# TO DO
Gather every line holding the string "Charbon".

# DATA EXTRACT
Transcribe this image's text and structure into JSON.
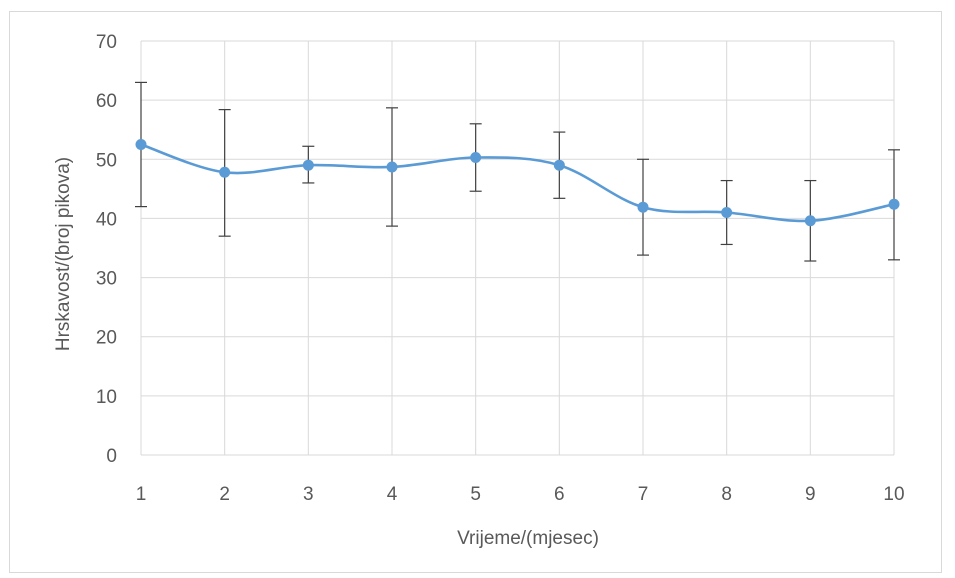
{
  "chart_data": {
    "type": "line",
    "title": "",
    "xlabel": "Vrijeme/(mjesec)",
    "ylabel": "Hrskavost/(broj pikova)",
    "x": [
      1,
      2,
      3,
      4,
      5,
      6,
      7,
      8,
      9,
      10
    ],
    "series": [
      {
        "name": "",
        "values": [
          52.5,
          47.8,
          49.0,
          48.7,
          50.3,
          49.0,
          41.9,
          41.0,
          39.6,
          42.4
        ],
        "error_low": [
          42.0,
          37.0,
          46.0,
          38.7,
          44.6,
          43.4,
          33.8,
          35.6,
          32.8,
          33.0
        ],
        "error_high": [
          63.0,
          58.4,
          52.2,
          58.7,
          56.0,
          54.6,
          50.0,
          46.4,
          46.4,
          51.6
        ]
      }
    ],
    "xlim": [
      1,
      10
    ],
    "ylim": [
      0,
      70
    ],
    "yticks": [
      0,
      10,
      20,
      30,
      40,
      50,
      60,
      70
    ],
    "xticks": [
      1,
      2,
      3,
      4,
      5,
      6,
      7,
      8,
      9,
      10
    ],
    "grid": true,
    "smooth": true,
    "legend": "none",
    "colors": {
      "series": "#5b9bd5",
      "marker": "#5b9bd5",
      "error_bar": "#404040",
      "grid": "#d9d9d9",
      "text": "#595959"
    }
  }
}
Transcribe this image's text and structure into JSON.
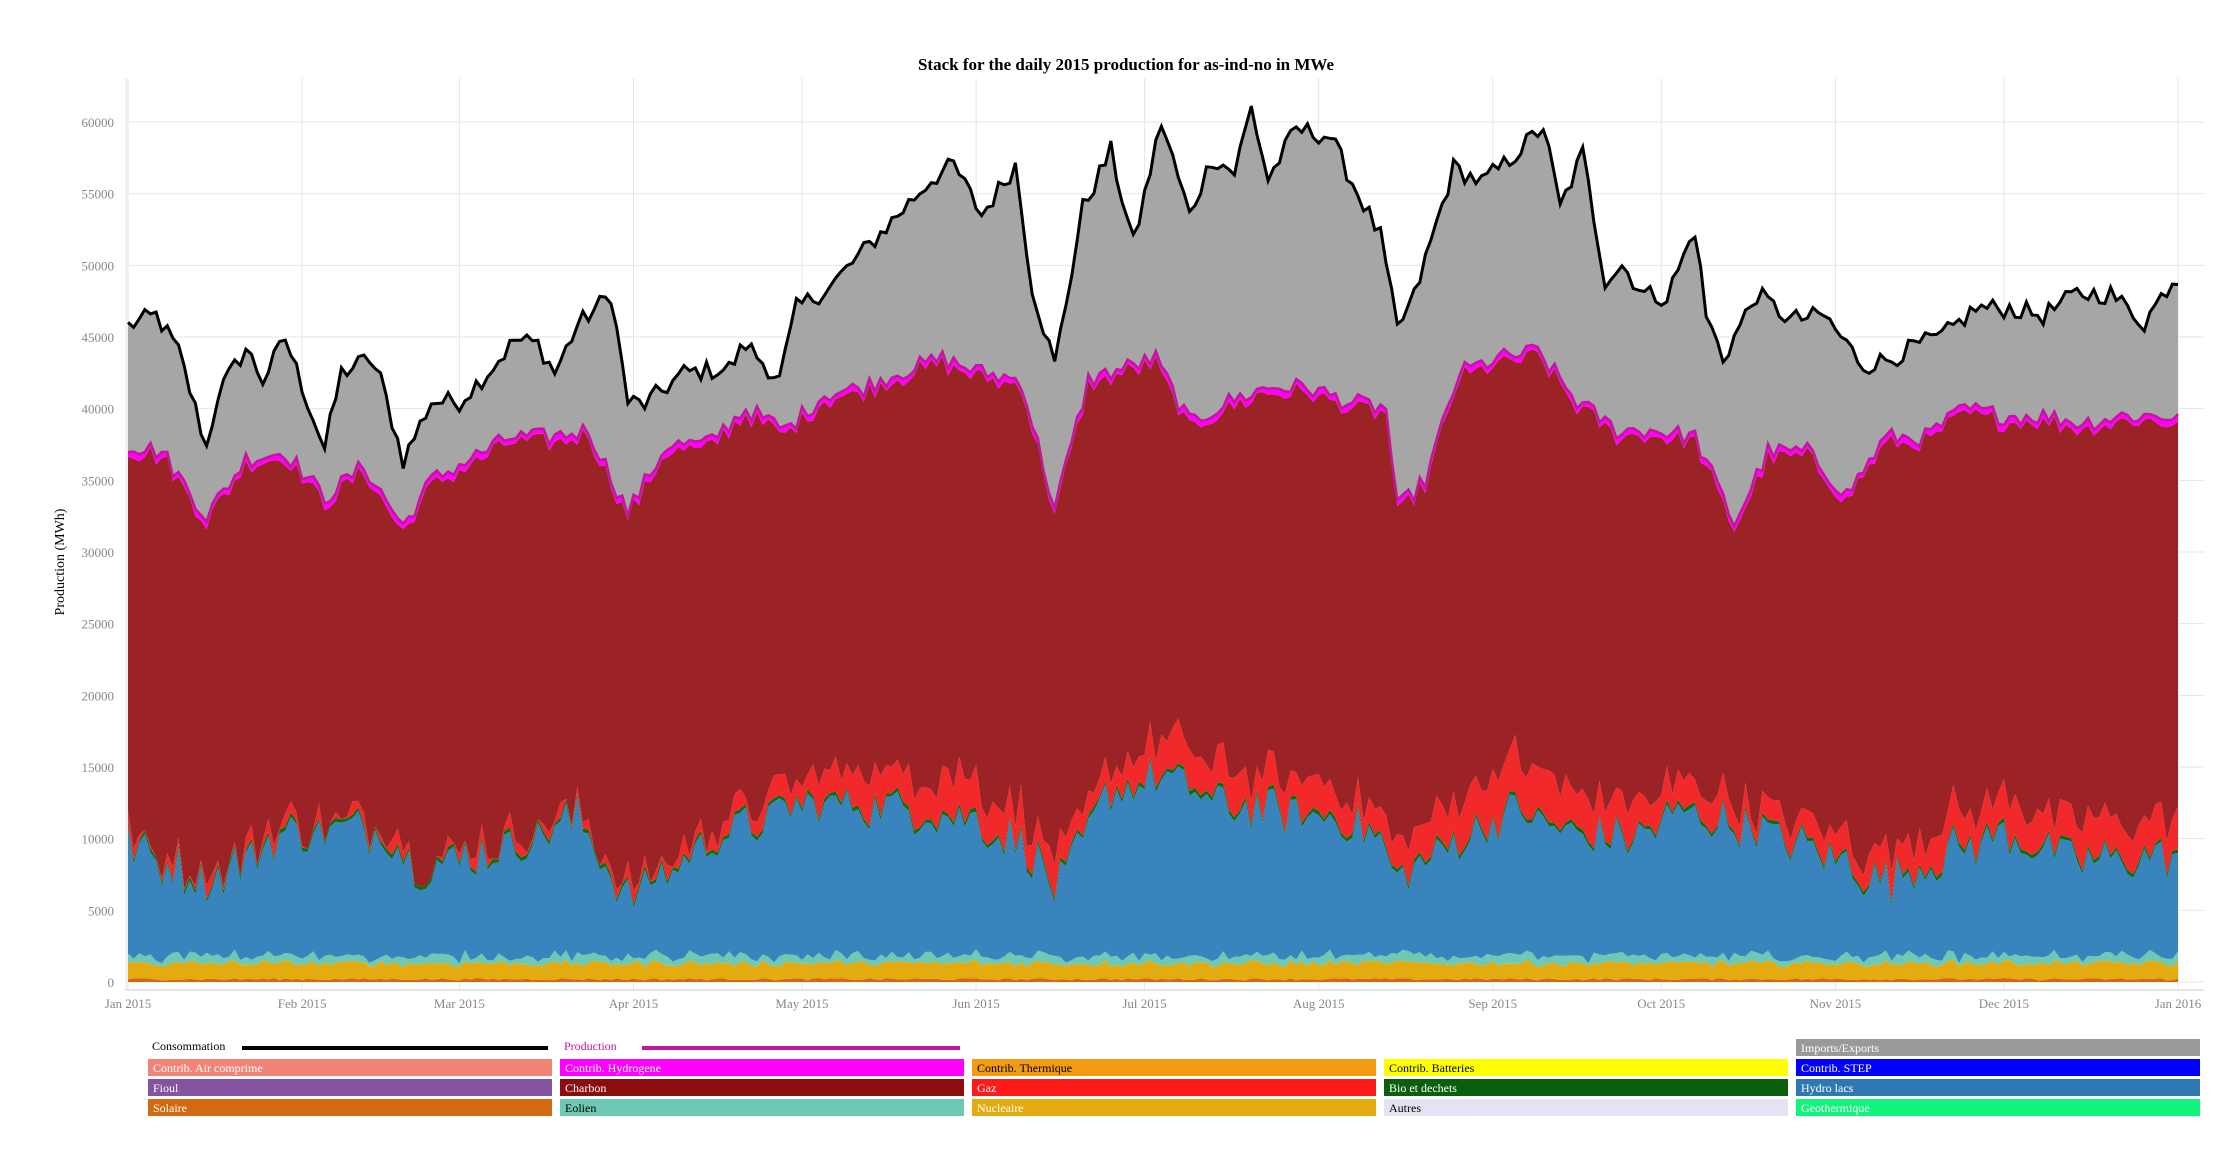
{
  "chart_data": {
    "type": "area",
    "title": "Stack for the daily 2015 production for as-ind-no in MWe",
    "xlabel": "",
    "ylabel": "Production (MWh)",
    "ylim": [
      0,
      63000
    ],
    "y_ticks": [
      0,
      5000,
      10000,
      15000,
      20000,
      25000,
      30000,
      35000,
      40000,
      45000,
      50000,
      55000,
      60000
    ],
    "x_range": [
      "2015-01-01",
      "2016-01-01"
    ],
    "x_ticks": [
      "Jan 2015",
      "Feb 2015",
      "Mar 2015",
      "Apr 2015",
      "May 2015",
      "Jun 2015",
      "Jul 2015",
      "Aug 2015",
      "Sep 2015",
      "Oct 2015",
      "Nov 2015",
      "Dec 2015",
      "Jan 2016"
    ],
    "grid": true,
    "legend_position": "bottom",
    "stack_order": [
      "Solaire",
      "Nucleaire",
      "Eolien",
      "Hydro lacs",
      "Bio et dechets",
      "Gaz",
      "Charbon",
      "Contrib. Hydrogene"
    ],
    "series": [
      {
        "name": "Consommation",
        "style": "line",
        "color": "#000000",
        "keypoints": [
          [
            "2015-01-01",
            45800
          ],
          [
            "2015-01-06",
            46500
          ],
          [
            "2015-01-10",
            44000
          ],
          [
            "2015-01-15",
            37300
          ],
          [
            "2015-01-17",
            41000
          ],
          [
            "2015-01-22",
            44200
          ],
          [
            "2015-01-25",
            42000
          ],
          [
            "2015-01-29",
            44900
          ],
          [
            "2015-02-05",
            37200
          ],
          [
            "2015-02-08",
            42500
          ],
          [
            "2015-02-13",
            43500
          ],
          [
            "2015-02-15",
            42000
          ],
          [
            "2015-02-19",
            36400
          ],
          [
            "2015-02-24",
            40500
          ],
          [
            "2015-03-01",
            40500
          ],
          [
            "2015-03-06",
            42500
          ],
          [
            "2015-03-11",
            44800
          ],
          [
            "2015-03-15",
            44500
          ],
          [
            "2015-03-18",
            42500
          ],
          [
            "2015-03-22",
            45800
          ],
          [
            "2015-03-28",
            48000
          ],
          [
            "2015-03-31",
            40500
          ],
          [
            "2015-04-03",
            40300
          ],
          [
            "2015-04-10",
            42500
          ],
          [
            "2015-04-18",
            42800
          ],
          [
            "2015-04-21",
            44500
          ],
          [
            "2015-04-27",
            42000
          ],
          [
            "2015-04-30",
            47000
          ],
          [
            "2015-05-06",
            48500
          ],
          [
            "2015-05-12",
            51000
          ],
          [
            "2015-05-18",
            53500
          ],
          [
            "2015-05-24",
            56000
          ],
          [
            "2015-05-28",
            57000
          ],
          [
            "2015-06-02",
            53500
          ],
          [
            "2015-06-08",
            57000
          ],
          [
            "2015-06-11",
            48500
          ],
          [
            "2015-06-15",
            43000
          ],
          [
            "2015-06-20",
            54000
          ],
          [
            "2015-06-25",
            58000
          ],
          [
            "2015-06-29",
            51500
          ],
          [
            "2015-07-04",
            60000
          ],
          [
            "2015-07-09",
            53500
          ],
          [
            "2015-07-13",
            57500
          ],
          [
            "2015-07-17",
            56500
          ],
          [
            "2015-07-20",
            61000
          ],
          [
            "2015-07-23",
            56000
          ],
          [
            "2015-07-28",
            59500
          ],
          [
            "2015-08-03",
            59000
          ],
          [
            "2015-08-08",
            55000
          ],
          [
            "2015-08-12",
            52000
          ],
          [
            "2015-08-15",
            45500
          ],
          [
            "2015-08-18",
            47800
          ],
          [
            "2015-08-25",
            56800
          ],
          [
            "2015-08-30",
            55800
          ],
          [
            "2015-09-03",
            57000
          ],
          [
            "2015-09-10",
            59700
          ],
          [
            "2015-09-13",
            54000
          ],
          [
            "2015-09-17",
            57800
          ],
          [
            "2015-09-21",
            49000
          ],
          [
            "2015-09-24",
            50000
          ],
          [
            "2015-09-28",
            48000
          ],
          [
            "2015-10-02",
            47800
          ],
          [
            "2015-10-07",
            52500
          ],
          [
            "2015-10-09",
            46500
          ],
          [
            "2015-10-12",
            43500
          ],
          [
            "2015-10-18",
            48000
          ],
          [
            "2015-10-24",
            46200
          ],
          [
            "2015-10-30",
            46500
          ],
          [
            "2015-11-06",
            43000
          ],
          [
            "2015-11-11",
            43500
          ],
          [
            "2015-11-16",
            44500
          ],
          [
            "2015-11-20",
            45000
          ],
          [
            "2015-11-26",
            47000
          ],
          [
            "2015-12-02",
            47000
          ],
          [
            "2015-12-08",
            46500
          ],
          [
            "2015-12-14",
            48000
          ],
          [
            "2015-12-20",
            48000
          ],
          [
            "2015-12-26",
            46000
          ],
          [
            "2015-12-31",
            49000
          ]
        ]
      },
      {
        "name": "Production",
        "style": "line",
        "color": "#c2179b",
        "keypoints": [
          [
            "2015-01-01",
            37500
          ],
          [
            "2015-01-07",
            37000
          ],
          [
            "2015-01-15",
            32500
          ],
          [
            "2015-01-22",
            36500
          ],
          [
            "2015-01-29",
            37000
          ],
          [
            "2015-02-05",
            33800
          ],
          [
            "2015-02-12",
            36000
          ],
          [
            "2015-02-19",
            31800
          ],
          [
            "2015-02-24",
            35000
          ],
          [
            "2015-03-03",
            36500
          ],
          [
            "2015-03-10",
            38000
          ],
          [
            "2015-03-17",
            38000
          ],
          [
            "2015-03-24",
            38500
          ],
          [
            "2015-03-31",
            32800
          ],
          [
            "2015-04-07",
            37500
          ],
          [
            "2015-04-14",
            37500
          ],
          [
            "2015-04-21",
            40000
          ],
          [
            "2015-04-28",
            38500
          ],
          [
            "2015-05-05",
            41000
          ],
          [
            "2015-05-12",
            41500
          ],
          [
            "2015-05-18",
            42500
          ],
          [
            "2015-05-26",
            43500
          ],
          [
            "2015-06-02",
            42500
          ],
          [
            "2015-06-09",
            42000
          ],
          [
            "2015-06-15",
            33000
          ],
          [
            "2015-06-21",
            42000
          ],
          [
            "2015-06-27",
            42800
          ],
          [
            "2015-07-03",
            43500
          ],
          [
            "2015-07-09",
            39000
          ],
          [
            "2015-07-16",
            40500
          ],
          [
            "2015-07-23",
            41500
          ],
          [
            "2015-07-30",
            41500
          ],
          [
            "2015-08-06",
            40500
          ],
          [
            "2015-08-13",
            40000
          ],
          [
            "2015-08-15",
            33000
          ],
          [
            "2015-08-20",
            35000
          ],
          [
            "2015-08-26",
            42500
          ],
          [
            "2015-09-02",
            43500
          ],
          [
            "2015-09-09",
            44000
          ],
          [
            "2015-09-16",
            40500
          ],
          [
            "2015-09-23",
            38500
          ],
          [
            "2015-09-30",
            38500
          ],
          [
            "2015-10-07",
            38000
          ],
          [
            "2015-10-14",
            32000
          ],
          [
            "2015-10-20",
            37000
          ],
          [
            "2015-10-27",
            37000
          ],
          [
            "2015-11-03",
            34000
          ],
          [
            "2015-11-10",
            38000
          ],
          [
            "2015-11-17",
            38000
          ],
          [
            "2015-11-24",
            40000
          ],
          [
            "2015-12-01",
            39500
          ],
          [
            "2015-12-08",
            39500
          ],
          [
            "2015-12-15",
            39000
          ],
          [
            "2015-12-22",
            39500
          ],
          [
            "2015-12-31",
            39500
          ]
        ]
      },
      {
        "name": "Imports/Exports",
        "style": "fill-between",
        "color": "#a6a6a6",
        "between": [
          "Production",
          "Consommation"
        ]
      },
      {
        "name": "Hydro lacs",
        "style": "area",
        "color": "#3a84be",
        "keypoints": [
          [
            "2015-01-01",
            7800
          ],
          [
            "2015-01-15",
            5000
          ],
          [
            "2015-01-29",
            8500
          ],
          [
            "2015-02-15",
            9000
          ],
          [
            "2015-02-22",
            6000
          ],
          [
            "2015-03-08",
            7500
          ],
          [
            "2015-03-22",
            9500
          ],
          [
            "2015-03-31",
            4000
          ],
          [
            "2015-04-15",
            8000
          ],
          [
            "2015-04-30",
            10500
          ],
          [
            "2015-05-15",
            10500
          ],
          [
            "2015-05-31",
            9500
          ],
          [
            "2015-06-10",
            7500
          ],
          [
            "2015-06-15",
            4500
          ],
          [
            "2015-06-25",
            11500
          ],
          [
            "2015-07-05",
            12500
          ],
          [
            "2015-07-15",
            10500
          ],
          [
            "2015-07-25",
            10000
          ],
          [
            "2015-08-05",
            9500
          ],
          [
            "2015-08-12",
            8000
          ],
          [
            "2015-08-15",
            5000
          ],
          [
            "2015-08-25",
            8000
          ],
          [
            "2015-09-05",
            10000
          ],
          [
            "2015-09-15",
            8500
          ],
          [
            "2015-09-25",
            8000
          ],
          [
            "2015-10-05",
            10000
          ],
          [
            "2015-10-15",
            9000
          ],
          [
            "2015-10-25",
            8000
          ],
          [
            "2015-11-03",
            6500
          ],
          [
            "2015-11-10",
            5000
          ],
          [
            "2015-11-20",
            7000
          ],
          [
            "2015-12-01",
            8500
          ],
          [
            "2015-12-10",
            7000
          ],
          [
            "2015-12-20",
            6500
          ],
          [
            "2015-12-31",
            7000
          ]
        ]
      },
      {
        "name": "Bio et dechets",
        "style": "area",
        "color": "#0a6d0f",
        "value": 250
      },
      {
        "name": "Gaz",
        "style": "area",
        "color": "#f2292b",
        "keypoints": [
          [
            "2015-01-01",
            300
          ],
          [
            "2015-03-01",
            400
          ],
          [
            "2015-04-01",
            500
          ],
          [
            "2015-04-20",
            800
          ],
          [
            "2015-05-10",
            2200
          ],
          [
            "2015-05-25",
            2800
          ],
          [
            "2015-06-05",
            2500
          ],
          [
            "2015-06-20",
            1500
          ],
          [
            "2015-07-05",
            2500
          ],
          [
            "2015-07-25",
            2000
          ],
          [
            "2015-08-10",
            1800
          ],
          [
            "2015-08-20",
            2500
          ],
          [
            "2015-09-05",
            3500
          ],
          [
            "2015-09-20",
            2500
          ],
          [
            "2015-10-05",
            1800
          ],
          [
            "2015-10-20",
            1200
          ],
          [
            "2015-11-05",
            1500
          ],
          [
            "2015-11-25",
            2500
          ],
          [
            "2015-12-15",
            2200
          ],
          [
            "2015-12-31",
            2500
          ]
        ]
      },
      {
        "name": "Charbon",
        "style": "area",
        "color": "#9c2325",
        "note": "remainder up to Production"
      },
      {
        "name": "Contrib. Hydrogene",
        "style": "area",
        "color": "#ff00ff",
        "value": 400
      },
      {
        "name": "Solaire",
        "style": "area",
        "color": "#d36a11",
        "value": 200
      },
      {
        "name": "Nucleaire",
        "style": "area",
        "color": "#e4ab11",
        "value": 1100
      },
      {
        "name": "Eolien",
        "style": "area",
        "color": "#6ec9b4",
        "value": 500
      }
    ]
  },
  "legend": {
    "consommation": {
      "label": "Consommation",
      "color": "#000000"
    },
    "production": {
      "label": "Production",
      "color": "#c2179b"
    },
    "imports": {
      "label": "Imports/Exports",
      "color": "#999999"
    },
    "items": [
      {
        "label": "Contrib. Air comprime",
        "color": "#f28477",
        "text": "#ffffff"
      },
      {
        "label": "Contrib. Hydrogene",
        "color": "#ff00ff",
        "text": "#ffffff"
      },
      {
        "label": "Contrib. Thermique",
        "color": "#f39c12",
        "text": "#000000"
      },
      {
        "label": "Contrib. Batteries",
        "color": "#ffff00",
        "text": "#000000"
      },
      {
        "label": "Contrib. STEP",
        "color": "#0000ff",
        "text": "#ffffff"
      },
      {
        "label": "Fioul",
        "color": "#8452a0",
        "text": "#ffffff"
      },
      {
        "label": "Charbon",
        "color": "#8b0d0d",
        "text": "#ffffff"
      },
      {
        "label": "Gaz",
        "color": "#ff1a1a",
        "text": "#ffffff"
      },
      {
        "label": "Bio et dechets",
        "color": "#0a5f0d",
        "text": "#ffffff"
      },
      {
        "label": "Hydro lacs",
        "color": "#2e78b3",
        "text": "#ffffff"
      },
      {
        "label": "Solaire",
        "color": "#d36a11",
        "text": "#ffffff"
      },
      {
        "label": "Eolien",
        "color": "#6ec9b4",
        "text": "#000000"
      },
      {
        "label": "Nucleaire",
        "color": "#e4ab11",
        "text": "#ffffff"
      },
      {
        "label": "Autres",
        "color": "#e3e3f3",
        "text": "#000000"
      },
      {
        "label": "Geothermique",
        "color": "#12f57c",
        "text": "#ffffff"
      }
    ]
  }
}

# RESULT
      "Charbon",
        "name": "Charbon",
        "label": "Charbon",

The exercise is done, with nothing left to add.